▶ _PROMPT A_:
Answer these questions from the passage on anatta, labeling each answer with its matching numeral:
(i) What is the literal meaning of the name Nairatmya?
(ii) In which Upanishad and verse is the sense of self expressed as "I am"?
(iii) According to the Upanishads, a found Self must be known as identical to what for it to bring liberation?
▶ _PROMPT B_:
From the passage on anatta, extract the stretch from "While the Upanishads" through "non-Self, to everything.".
▶ _PROMPT C_:
List every point on which, according to the passage on anatta, the diverse schools of Hinduism differ in perspective.

▶ _GIVEN TEXT_:
* Start *

The ritual practices in Vajrayana Buddhism employs the concept of deities, to end self-grasping, and to manifest as a purified, enlightened deity as part of the Vajrayana path to liberation from rebirths.[109][110][111] One such deity is goddess Nairatmya (literally, non-soul, non-self).[112][113][114] She symbolizes, states Miranda Shaw, that "self is an illusion" and "all beings and phenomenal appearances lack an abiding self or essence" in Vajrayana Buddhism.[105]

Anatta – the difference between Buddhism and Hinduism[edit]

Anatta is a central doctrine of Buddhism, and marks one of the major differences between Buddhism and Hinduism. Buddhists do not believe that at the core of all human beings and living creatures, there is any "eternal, essential and absolute something called a soul, self or atman".[5][6][115] Buddhism, from its earliest days, has denied the existence of the "self, soul" in its core philosophical and ontological texts. In its soteriological themes, Buddhism has defined nirvana as that blissful state when a person, amongst other things, realizes that he or she has "no self, no soul".[5][116]

The traditions within Hinduism believe in Atman. The pre-Buddhist Upanishads of Hinduism assert that there is a permanent Atman, and is an ultimate metaphysical reality.[117] This sense of self, is expressed as "I am" in Brihadaranyaka Upanishad 1.4.1, states Peter Harvey, when nothing existed before the start of the universe.[117] The Upanishadic scriptures hold that this soul or self is underlying the whole world.[117] At the core of all human beings and living creatures, assert the Hindu traditions, there is "eternal, innermost essential and absolute something called a soul, self that is atman."[5] Within the diverse schools of Hinduism, there are differences of perspective on whether souls are distinct, whether Supreme Soul or God exists, whether the nature of Atman is dual or non-dual, and how to reach moksha. However, despite their internal differences, one shared foundational premise of Hinduism is that "soul, self exists", and that there is bliss in seeking this self, knowing self, and self-realization.[5][118]

While the Upanishads recognized many things as being not-Self, they felt that a real, true Self could be found. They held that when it was found, and known to be identical to Brahman, the basis of everything, this would bring liberation. In the Buddhist Suttas, though, literally everything is seen is non-Self, even Nirvana. When this is known, then liberation – Nirvana – is attained by total non-attachment. Thus both the Upanishads and the Buddhist Suttas see many things as not-Self, but the Suttas apply it, indeed non-Self, to everything.

* End *

▶ _RECORDED DATA_:
* Start *

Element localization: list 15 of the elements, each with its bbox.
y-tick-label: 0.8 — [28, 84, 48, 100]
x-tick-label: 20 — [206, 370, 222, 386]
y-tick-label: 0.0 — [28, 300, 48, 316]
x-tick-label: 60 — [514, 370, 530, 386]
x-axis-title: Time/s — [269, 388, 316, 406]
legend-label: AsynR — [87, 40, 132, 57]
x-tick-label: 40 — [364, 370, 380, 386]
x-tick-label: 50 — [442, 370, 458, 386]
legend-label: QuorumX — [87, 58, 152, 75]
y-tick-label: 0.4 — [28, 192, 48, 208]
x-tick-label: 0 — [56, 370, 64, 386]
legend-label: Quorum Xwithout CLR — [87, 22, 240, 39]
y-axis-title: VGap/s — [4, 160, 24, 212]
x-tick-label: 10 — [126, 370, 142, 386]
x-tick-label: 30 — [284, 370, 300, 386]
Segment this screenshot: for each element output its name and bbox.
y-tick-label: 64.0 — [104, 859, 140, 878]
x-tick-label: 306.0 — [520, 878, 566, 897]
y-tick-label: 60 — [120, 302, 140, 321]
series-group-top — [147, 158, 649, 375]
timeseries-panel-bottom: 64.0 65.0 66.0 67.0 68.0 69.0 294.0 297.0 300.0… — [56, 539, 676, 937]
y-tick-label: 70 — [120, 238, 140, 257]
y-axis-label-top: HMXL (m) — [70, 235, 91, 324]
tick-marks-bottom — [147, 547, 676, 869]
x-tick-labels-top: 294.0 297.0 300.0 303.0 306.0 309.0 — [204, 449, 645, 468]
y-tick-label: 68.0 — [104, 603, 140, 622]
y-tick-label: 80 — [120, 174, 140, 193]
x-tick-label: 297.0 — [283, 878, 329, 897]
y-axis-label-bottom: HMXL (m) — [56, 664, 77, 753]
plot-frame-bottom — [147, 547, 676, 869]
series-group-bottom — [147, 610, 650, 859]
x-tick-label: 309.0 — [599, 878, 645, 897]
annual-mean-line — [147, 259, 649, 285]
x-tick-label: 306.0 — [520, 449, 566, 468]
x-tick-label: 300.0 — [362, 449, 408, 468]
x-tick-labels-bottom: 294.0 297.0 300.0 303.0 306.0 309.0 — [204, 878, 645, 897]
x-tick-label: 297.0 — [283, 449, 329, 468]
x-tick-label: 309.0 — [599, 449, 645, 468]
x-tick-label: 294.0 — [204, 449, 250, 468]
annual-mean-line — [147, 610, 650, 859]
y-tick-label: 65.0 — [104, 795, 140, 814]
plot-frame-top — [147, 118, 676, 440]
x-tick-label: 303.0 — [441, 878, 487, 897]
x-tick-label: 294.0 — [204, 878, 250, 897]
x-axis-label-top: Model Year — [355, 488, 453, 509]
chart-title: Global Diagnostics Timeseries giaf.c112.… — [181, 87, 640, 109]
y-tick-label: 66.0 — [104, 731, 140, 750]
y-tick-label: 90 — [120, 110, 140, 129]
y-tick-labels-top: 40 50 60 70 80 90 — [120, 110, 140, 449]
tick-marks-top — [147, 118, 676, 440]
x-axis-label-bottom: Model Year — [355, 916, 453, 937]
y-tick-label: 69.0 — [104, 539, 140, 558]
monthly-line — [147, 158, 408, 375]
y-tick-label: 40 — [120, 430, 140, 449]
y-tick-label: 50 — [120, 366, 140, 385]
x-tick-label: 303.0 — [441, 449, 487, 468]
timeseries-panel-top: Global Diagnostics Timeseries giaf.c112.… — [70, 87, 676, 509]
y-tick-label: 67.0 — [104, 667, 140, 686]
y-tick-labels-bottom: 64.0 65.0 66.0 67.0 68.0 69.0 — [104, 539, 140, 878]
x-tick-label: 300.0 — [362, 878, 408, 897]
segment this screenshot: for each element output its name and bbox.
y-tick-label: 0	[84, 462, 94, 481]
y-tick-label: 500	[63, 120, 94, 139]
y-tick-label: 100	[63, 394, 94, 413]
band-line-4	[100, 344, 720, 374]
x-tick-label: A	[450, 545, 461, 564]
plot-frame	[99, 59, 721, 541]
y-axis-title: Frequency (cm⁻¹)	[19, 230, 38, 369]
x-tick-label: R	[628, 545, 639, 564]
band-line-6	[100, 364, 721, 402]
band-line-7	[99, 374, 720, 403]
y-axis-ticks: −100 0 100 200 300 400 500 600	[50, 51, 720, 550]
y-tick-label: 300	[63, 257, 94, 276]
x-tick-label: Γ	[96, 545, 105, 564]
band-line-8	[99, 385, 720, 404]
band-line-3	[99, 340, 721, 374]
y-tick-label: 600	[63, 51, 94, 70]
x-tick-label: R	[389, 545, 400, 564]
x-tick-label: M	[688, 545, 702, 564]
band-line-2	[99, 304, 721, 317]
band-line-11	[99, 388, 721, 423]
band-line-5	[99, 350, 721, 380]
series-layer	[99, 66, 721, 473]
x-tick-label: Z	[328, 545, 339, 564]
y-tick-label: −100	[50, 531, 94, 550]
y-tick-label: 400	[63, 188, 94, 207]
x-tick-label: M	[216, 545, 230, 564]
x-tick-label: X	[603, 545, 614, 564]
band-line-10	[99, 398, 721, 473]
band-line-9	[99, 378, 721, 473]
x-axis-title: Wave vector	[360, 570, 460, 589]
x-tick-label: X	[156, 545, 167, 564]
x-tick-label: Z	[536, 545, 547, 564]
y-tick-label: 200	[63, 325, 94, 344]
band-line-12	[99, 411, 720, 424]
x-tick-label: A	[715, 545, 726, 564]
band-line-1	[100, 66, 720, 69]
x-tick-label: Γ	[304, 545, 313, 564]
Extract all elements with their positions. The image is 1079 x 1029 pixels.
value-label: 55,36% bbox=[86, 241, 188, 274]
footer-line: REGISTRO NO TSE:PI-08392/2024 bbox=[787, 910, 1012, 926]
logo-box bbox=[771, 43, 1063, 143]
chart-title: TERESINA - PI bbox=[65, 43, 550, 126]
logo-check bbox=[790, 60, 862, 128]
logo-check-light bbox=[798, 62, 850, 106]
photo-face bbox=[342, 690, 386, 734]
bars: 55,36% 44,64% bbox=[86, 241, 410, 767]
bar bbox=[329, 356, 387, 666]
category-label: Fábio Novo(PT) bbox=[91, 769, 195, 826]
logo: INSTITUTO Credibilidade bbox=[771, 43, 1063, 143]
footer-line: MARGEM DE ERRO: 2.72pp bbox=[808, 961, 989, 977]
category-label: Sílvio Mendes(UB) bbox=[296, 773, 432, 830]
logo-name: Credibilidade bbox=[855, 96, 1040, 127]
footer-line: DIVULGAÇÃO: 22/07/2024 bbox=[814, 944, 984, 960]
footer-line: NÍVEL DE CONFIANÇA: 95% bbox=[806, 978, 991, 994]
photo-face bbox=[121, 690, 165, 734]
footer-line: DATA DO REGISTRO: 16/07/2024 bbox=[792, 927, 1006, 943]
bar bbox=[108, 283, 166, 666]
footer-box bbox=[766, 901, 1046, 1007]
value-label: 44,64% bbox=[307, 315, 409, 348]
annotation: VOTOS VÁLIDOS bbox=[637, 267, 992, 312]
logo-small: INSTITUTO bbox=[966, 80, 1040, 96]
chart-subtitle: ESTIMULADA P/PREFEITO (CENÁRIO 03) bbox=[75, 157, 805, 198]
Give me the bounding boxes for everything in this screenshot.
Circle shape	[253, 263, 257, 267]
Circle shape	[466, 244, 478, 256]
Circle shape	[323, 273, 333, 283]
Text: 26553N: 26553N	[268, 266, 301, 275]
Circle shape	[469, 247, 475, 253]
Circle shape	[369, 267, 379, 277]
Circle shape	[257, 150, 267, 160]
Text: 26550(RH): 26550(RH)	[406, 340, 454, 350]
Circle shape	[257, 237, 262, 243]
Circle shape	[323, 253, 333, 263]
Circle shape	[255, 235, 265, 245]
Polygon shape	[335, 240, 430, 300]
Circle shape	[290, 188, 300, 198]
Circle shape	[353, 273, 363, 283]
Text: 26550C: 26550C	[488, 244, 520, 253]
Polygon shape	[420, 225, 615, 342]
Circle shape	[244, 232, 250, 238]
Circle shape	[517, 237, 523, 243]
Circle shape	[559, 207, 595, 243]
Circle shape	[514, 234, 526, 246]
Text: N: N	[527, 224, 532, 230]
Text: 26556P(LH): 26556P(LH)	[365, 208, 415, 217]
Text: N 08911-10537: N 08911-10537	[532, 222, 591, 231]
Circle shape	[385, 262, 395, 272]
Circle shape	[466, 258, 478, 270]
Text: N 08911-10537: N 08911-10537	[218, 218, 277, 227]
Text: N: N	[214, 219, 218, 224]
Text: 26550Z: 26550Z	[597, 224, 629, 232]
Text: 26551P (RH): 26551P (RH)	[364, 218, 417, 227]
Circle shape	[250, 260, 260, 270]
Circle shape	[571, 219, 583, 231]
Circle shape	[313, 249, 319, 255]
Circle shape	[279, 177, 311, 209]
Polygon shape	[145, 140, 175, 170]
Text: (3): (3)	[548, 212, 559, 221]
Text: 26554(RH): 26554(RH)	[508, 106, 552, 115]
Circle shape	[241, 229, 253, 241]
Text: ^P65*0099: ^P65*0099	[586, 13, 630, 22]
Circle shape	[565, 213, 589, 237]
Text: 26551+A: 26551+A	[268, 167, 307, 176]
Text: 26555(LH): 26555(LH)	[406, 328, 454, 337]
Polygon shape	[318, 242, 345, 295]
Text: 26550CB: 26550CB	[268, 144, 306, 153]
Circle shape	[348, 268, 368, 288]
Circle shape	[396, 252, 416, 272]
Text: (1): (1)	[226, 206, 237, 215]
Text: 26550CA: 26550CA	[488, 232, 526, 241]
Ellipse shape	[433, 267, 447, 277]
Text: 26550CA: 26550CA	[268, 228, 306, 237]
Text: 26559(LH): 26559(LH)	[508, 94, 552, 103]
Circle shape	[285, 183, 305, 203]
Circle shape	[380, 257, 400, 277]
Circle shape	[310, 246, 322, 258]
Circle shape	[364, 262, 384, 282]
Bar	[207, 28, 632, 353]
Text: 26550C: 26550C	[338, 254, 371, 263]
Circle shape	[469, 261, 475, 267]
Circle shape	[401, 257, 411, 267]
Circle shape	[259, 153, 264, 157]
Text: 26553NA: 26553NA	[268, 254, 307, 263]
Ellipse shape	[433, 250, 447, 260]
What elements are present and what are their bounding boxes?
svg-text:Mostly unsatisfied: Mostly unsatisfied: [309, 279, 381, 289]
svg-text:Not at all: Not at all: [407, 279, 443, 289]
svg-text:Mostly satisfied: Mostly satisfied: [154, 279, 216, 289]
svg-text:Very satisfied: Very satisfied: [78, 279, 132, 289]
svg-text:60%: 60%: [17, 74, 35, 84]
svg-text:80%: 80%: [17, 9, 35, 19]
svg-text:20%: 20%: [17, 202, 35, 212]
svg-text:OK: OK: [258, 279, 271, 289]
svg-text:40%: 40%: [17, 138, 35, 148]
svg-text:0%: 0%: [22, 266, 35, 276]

* End *

▶ _TASK RESULT A_:
(i) Non-soul, non-self.
(ii) Brihadaranyaka Upanishad 1.4.1.
(iii) Brahman, the basis of everything.

▶ _TASK RESULT B_:
While the Upanishads recognized many things as being not-Self, they felt that a real, true Self could be found. They held that when it was found, and known to be identical to Brahman, the basis of everything, this would bring liberation. In the Buddhist Suttas, though, literally everything is seen is non-Self, even Nirvana. When this is known, then liberation – Nirvana – is attained by total non-attachment. Thus both the Upanishads and the Buddhist Suttas see many things as not-Self, but the Suttas apply it, indeed non-Self, to everything.

▶ _TASK RESULT C_:
- Whether souls are distinct
- Whether Supreme Soul or God exists
- Whether the nature of Atman is dual or non-dual
- How to reach moksha